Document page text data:
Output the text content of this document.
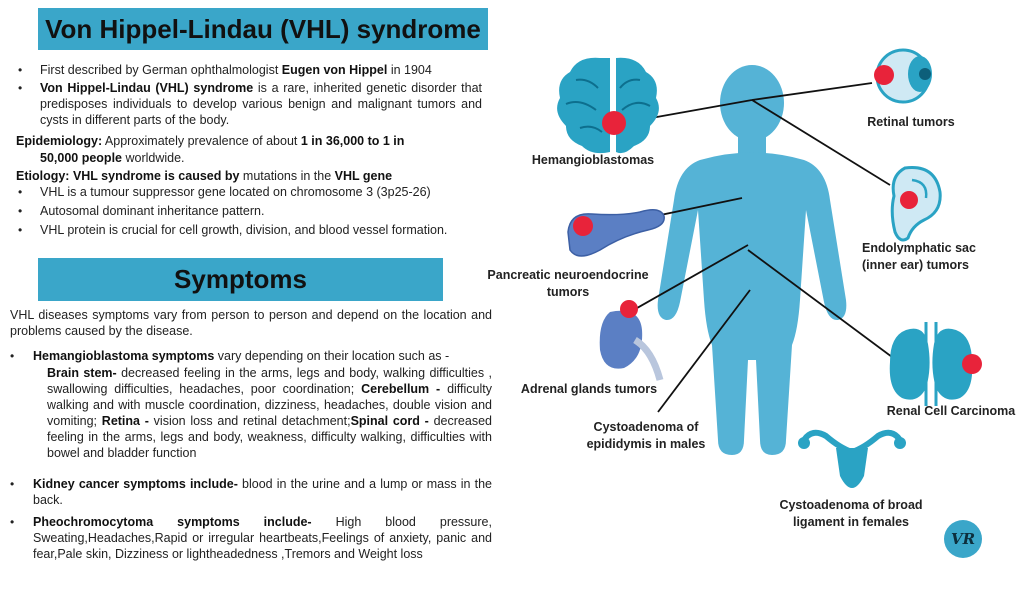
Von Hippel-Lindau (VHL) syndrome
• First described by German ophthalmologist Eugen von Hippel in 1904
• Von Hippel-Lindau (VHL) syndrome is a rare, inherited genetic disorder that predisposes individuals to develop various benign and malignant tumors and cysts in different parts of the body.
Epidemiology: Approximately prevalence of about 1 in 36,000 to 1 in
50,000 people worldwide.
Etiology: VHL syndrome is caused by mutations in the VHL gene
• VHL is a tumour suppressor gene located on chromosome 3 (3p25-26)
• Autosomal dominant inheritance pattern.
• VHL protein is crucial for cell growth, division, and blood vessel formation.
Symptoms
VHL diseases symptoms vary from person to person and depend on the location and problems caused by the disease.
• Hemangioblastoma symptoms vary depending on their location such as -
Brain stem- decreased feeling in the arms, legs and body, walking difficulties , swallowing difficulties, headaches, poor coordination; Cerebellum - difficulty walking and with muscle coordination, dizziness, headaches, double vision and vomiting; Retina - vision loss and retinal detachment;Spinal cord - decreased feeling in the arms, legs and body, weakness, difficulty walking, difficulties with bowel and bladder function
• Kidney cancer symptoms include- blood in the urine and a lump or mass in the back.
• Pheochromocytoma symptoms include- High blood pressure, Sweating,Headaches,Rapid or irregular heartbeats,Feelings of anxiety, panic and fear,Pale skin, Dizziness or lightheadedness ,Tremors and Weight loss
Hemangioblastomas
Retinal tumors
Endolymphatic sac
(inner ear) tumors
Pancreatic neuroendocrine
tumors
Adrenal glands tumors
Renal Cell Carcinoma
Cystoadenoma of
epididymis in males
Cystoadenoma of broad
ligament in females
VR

==

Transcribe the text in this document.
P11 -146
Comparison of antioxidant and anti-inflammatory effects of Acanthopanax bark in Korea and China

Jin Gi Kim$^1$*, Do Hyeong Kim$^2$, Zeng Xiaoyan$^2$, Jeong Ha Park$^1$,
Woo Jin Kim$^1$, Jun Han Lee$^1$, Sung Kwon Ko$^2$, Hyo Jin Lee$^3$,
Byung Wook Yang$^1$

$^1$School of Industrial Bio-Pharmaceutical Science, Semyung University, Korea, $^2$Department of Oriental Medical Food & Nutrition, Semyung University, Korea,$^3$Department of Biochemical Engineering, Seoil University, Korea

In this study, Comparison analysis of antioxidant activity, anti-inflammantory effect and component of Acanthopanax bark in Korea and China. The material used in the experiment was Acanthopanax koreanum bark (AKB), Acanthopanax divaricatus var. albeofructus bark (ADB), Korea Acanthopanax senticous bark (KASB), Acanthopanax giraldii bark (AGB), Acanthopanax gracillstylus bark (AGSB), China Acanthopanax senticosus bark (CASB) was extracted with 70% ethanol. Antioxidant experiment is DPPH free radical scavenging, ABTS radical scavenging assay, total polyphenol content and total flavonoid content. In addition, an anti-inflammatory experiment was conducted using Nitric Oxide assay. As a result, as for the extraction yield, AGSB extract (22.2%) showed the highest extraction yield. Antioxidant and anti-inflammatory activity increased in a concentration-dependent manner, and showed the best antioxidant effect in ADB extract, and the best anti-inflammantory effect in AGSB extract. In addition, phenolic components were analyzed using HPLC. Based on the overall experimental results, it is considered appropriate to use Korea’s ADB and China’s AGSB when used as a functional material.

---

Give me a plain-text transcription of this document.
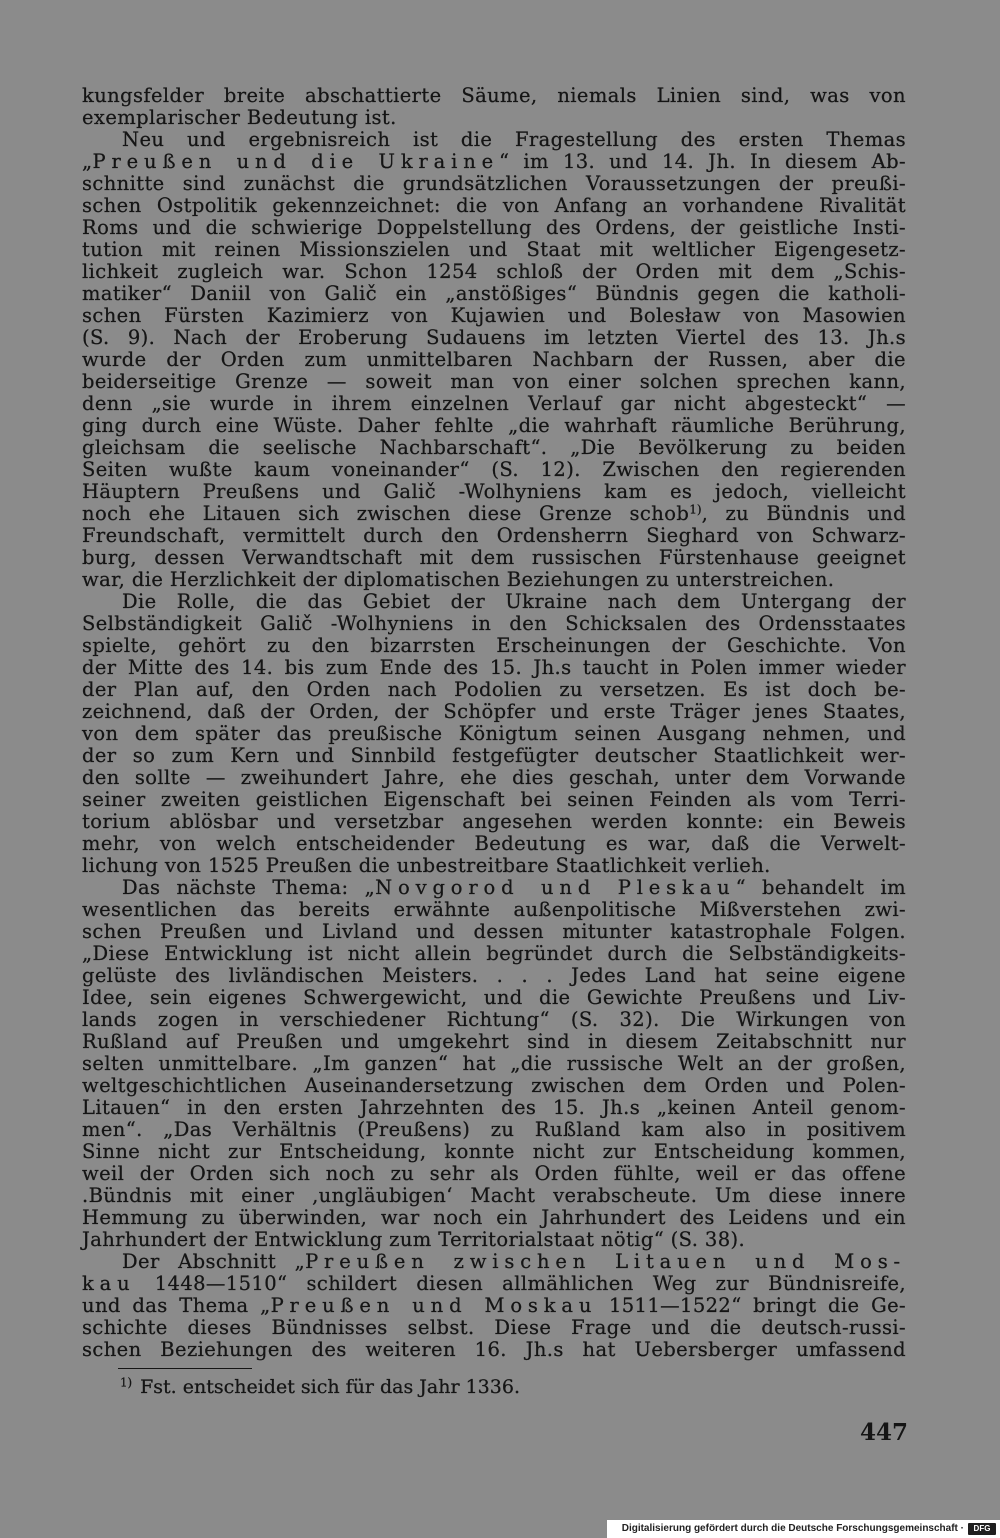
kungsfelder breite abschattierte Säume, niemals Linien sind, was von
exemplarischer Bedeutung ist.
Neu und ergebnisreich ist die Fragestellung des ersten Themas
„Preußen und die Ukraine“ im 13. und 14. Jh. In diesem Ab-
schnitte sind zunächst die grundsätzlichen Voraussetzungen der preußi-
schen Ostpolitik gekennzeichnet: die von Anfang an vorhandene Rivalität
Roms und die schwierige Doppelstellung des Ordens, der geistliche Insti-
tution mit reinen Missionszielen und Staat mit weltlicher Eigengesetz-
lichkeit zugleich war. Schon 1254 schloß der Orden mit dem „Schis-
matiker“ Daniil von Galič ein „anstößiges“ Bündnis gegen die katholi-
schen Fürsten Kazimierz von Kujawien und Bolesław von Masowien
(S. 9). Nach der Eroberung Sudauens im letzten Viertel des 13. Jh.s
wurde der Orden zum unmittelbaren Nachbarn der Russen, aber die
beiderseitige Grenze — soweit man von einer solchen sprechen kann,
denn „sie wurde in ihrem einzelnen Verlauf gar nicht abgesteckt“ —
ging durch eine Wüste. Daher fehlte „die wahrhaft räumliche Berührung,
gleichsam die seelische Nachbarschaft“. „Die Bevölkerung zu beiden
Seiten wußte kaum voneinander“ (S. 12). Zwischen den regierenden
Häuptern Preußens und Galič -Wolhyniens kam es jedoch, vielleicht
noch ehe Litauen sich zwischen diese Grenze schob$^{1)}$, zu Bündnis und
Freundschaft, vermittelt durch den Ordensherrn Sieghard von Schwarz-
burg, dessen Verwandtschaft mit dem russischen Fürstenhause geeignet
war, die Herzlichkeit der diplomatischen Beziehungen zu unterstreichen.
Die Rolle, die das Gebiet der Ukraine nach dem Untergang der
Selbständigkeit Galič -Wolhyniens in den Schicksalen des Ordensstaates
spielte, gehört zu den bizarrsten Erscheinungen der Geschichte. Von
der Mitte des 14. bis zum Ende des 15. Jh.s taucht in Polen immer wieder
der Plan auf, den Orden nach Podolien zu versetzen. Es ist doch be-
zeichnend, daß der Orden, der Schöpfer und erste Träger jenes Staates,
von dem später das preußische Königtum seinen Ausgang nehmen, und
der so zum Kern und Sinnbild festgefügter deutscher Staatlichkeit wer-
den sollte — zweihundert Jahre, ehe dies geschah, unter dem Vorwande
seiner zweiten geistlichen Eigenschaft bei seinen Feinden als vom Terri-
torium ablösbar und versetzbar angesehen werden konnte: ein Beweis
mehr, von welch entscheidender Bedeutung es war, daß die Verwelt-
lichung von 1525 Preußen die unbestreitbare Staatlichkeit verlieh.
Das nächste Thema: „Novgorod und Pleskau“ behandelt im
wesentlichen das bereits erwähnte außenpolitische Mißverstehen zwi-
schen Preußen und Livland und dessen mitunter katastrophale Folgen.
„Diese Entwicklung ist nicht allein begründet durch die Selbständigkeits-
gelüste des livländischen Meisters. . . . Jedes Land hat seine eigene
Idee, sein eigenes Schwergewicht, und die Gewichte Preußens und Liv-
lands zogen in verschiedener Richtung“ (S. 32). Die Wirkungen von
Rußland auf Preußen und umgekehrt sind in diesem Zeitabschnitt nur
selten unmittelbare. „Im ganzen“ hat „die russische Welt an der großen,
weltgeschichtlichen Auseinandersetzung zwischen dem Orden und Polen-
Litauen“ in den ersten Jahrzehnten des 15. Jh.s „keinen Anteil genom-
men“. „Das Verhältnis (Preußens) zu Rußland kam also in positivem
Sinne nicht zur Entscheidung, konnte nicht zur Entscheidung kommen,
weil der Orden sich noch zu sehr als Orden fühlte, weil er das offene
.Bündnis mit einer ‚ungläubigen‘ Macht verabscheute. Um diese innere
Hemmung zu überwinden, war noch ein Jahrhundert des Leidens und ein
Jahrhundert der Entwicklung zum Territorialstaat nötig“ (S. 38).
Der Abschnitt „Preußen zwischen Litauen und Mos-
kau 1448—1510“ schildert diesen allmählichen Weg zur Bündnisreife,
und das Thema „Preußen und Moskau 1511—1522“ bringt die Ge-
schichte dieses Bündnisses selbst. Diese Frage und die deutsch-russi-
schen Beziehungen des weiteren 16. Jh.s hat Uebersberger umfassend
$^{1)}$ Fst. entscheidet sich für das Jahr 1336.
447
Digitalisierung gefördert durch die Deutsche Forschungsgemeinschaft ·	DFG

WHAT IS BEING ASKED —
Pick from the records each line that contains the word "Litauen" and show it.

TASK RESPONSE —
noch ehe Litauen sich zwischen diese Grenze schob$^{1)}$, zu Bündnis und
Litauen“ in den ersten Jahrzehnten des 15. Jh.s „keinen Anteil genom-
Der Abschnitt „Preußen zwischen Litauen und Mos-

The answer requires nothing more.